> _Job_:
Repeat every record below exactly, omitting any pictures.

START Data provided

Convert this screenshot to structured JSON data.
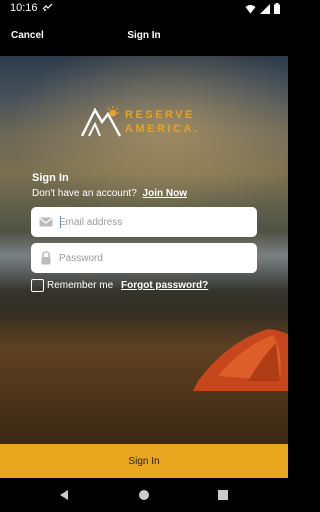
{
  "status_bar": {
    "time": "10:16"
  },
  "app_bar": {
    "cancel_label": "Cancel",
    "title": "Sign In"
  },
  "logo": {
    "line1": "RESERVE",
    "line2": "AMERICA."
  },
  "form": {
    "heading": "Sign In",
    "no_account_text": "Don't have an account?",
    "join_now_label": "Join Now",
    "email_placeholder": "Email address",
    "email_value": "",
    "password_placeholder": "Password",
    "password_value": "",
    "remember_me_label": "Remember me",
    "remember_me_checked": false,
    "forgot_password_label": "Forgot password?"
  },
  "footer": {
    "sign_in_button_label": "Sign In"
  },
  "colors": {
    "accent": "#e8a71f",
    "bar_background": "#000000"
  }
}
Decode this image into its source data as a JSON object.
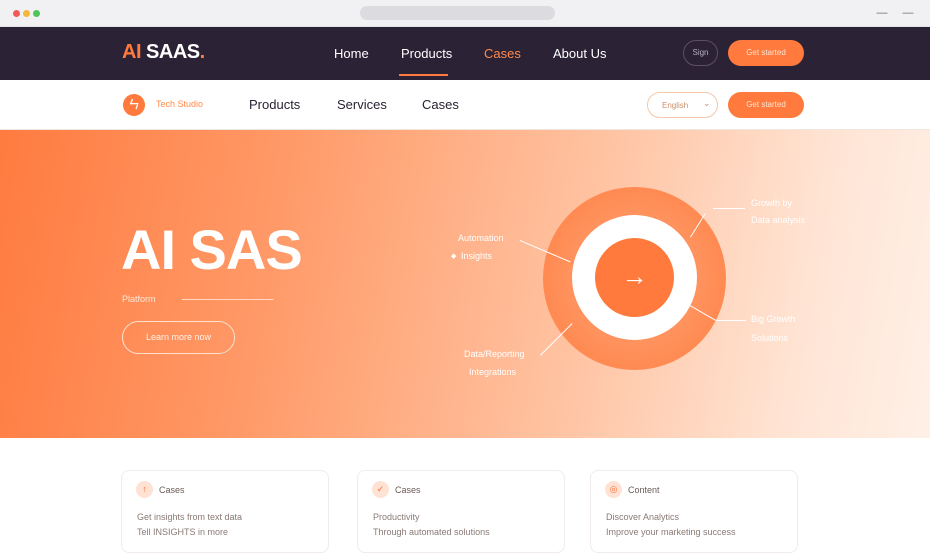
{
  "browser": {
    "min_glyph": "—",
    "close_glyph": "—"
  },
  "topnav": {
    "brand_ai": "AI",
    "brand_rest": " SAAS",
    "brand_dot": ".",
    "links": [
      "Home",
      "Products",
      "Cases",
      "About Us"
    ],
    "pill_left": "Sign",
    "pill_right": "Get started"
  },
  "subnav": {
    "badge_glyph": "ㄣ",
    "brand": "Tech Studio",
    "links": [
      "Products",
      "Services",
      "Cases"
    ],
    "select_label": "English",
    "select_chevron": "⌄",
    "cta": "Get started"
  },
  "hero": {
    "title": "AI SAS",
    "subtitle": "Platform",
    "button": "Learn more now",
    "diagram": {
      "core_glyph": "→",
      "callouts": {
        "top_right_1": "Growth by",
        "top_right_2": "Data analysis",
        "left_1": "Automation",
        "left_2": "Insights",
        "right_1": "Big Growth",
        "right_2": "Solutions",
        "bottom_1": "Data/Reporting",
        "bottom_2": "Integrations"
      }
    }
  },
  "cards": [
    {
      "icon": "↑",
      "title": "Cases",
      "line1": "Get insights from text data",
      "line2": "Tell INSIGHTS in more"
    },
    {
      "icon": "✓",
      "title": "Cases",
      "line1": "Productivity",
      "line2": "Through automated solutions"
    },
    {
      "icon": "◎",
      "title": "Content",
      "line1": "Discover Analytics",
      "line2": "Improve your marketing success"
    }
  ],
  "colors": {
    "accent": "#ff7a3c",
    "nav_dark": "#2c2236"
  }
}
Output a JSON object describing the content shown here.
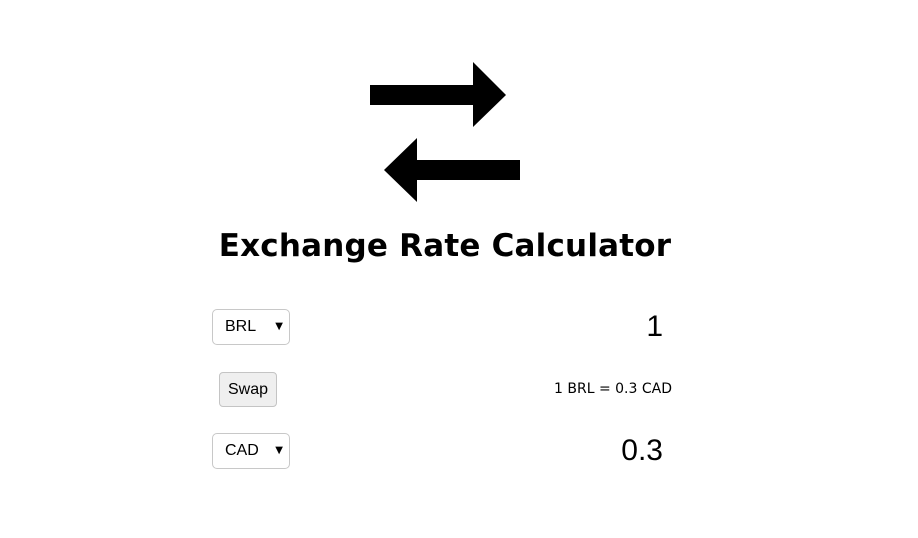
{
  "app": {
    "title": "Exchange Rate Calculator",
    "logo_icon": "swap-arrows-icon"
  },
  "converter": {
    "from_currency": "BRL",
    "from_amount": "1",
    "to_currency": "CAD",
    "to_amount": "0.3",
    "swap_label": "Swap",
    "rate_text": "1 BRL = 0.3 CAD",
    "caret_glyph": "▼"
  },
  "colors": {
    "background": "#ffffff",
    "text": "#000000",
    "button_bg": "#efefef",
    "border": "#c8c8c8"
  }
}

END Data provided

> _Exercise output_:
Convert this screenshot to structured JSON data.
{
  "status_bar": {
    "time": "10:16"
  },
  "app_bar": {
    "cancel_label": "Cancel",
    "title": "Sign In"
  },
  "logo": {
    "line1": "RESERVE",
    "line2": "AMERICA."
  },
  "form": {
    "heading": "Sign In",
    "no_account_text": "Don't have an account?",
    "join_now_label": "Join Now",
    "email_placeholder": "Email address",
    "email_value": "",
    "password_placeholder": "Password",
    "password_value": "",
    "remember_me_label": "Remember me",
    "remember_me_checked": false,
    "forgot_password_label": "Forgot password?"
  },
  "footer": {
    "sign_in_button_label": "Sign In"
  },
  "colors": {
    "accent": "#e8a71f",
    "bar_background": "#000000"
  }
}
Decode this image into its source data as a JSON object.
{
  "browser": {
    "min_glyph": "—",
    "close_glyph": "—"
  },
  "topnav": {
    "brand_ai": "AI",
    "brand_rest": " SAAS",
    "brand_dot": ".",
    "links": [
      "Home",
      "Products",
      "Cases",
      "About Us"
    ],
    "pill_left": "Sign",
    "pill_right": "Get started"
  },
  "subnav": {
    "badge_glyph": "ㄣ",
    "brand": "Tech Studio",
    "links": [
      "Products",
      "Services",
      "Cases"
    ],
    "select_label": "English",
    "select_chevron": "⌄",
    "cta": "Get started"
  },
  "hero": {
    "title": "AI SAS",
    "subtitle": "Platform",
    "button": "Learn more now",
    "diagram": {
      "core_glyph": "→",
      "callouts": {
        "top_right_1": "Growth by",
        "top_right_2": "Data analysis",
        "left_1": "Automation",
        "left_2": "Insights",
        "right_1": "Big Growth",
        "right_2": "Solutions",
        "bottom_1": "Data/Reporting",
        "bottom_2": "Integrations"
      }
    }
  },
  "cards": [
    {
      "icon": "↑",
      "title": "Cases",
      "line1": "Get insights from text data",
      "line2": "Tell INSIGHTS in more"
    },
    {
      "icon": "✓",
      "title": "Cases",
      "line1": "Productivity",
      "line2": "Through automated solutions"
    },
    {
      "icon": "◎",
      "title": "Content",
      "line1": "Discover Analytics",
      "line2": "Improve your marketing success"
    }
  ],
  "colors": {
    "accent": "#ff7a3c",
    "nav_dark": "#2c2236"
  }
}
Output a JSON object describing the content shown here.
{
  "app": {
    "title": "Exchange Rate Calculator",
    "logo_icon": "swap-arrows-icon"
  },
  "converter": {
    "from_currency": "BRL",
    "from_amount": "1",
    "to_currency": "CAD",
    "to_amount": "0.3",
    "swap_label": "Swap",
    "rate_text": "1 BRL = 0.3 CAD",
    "caret_glyph": "▼"
  },
  "colors": {
    "background": "#ffffff",
    "text": "#000000",
    "button_bg": "#efefef",
    "border": "#c8c8c8"
  }
}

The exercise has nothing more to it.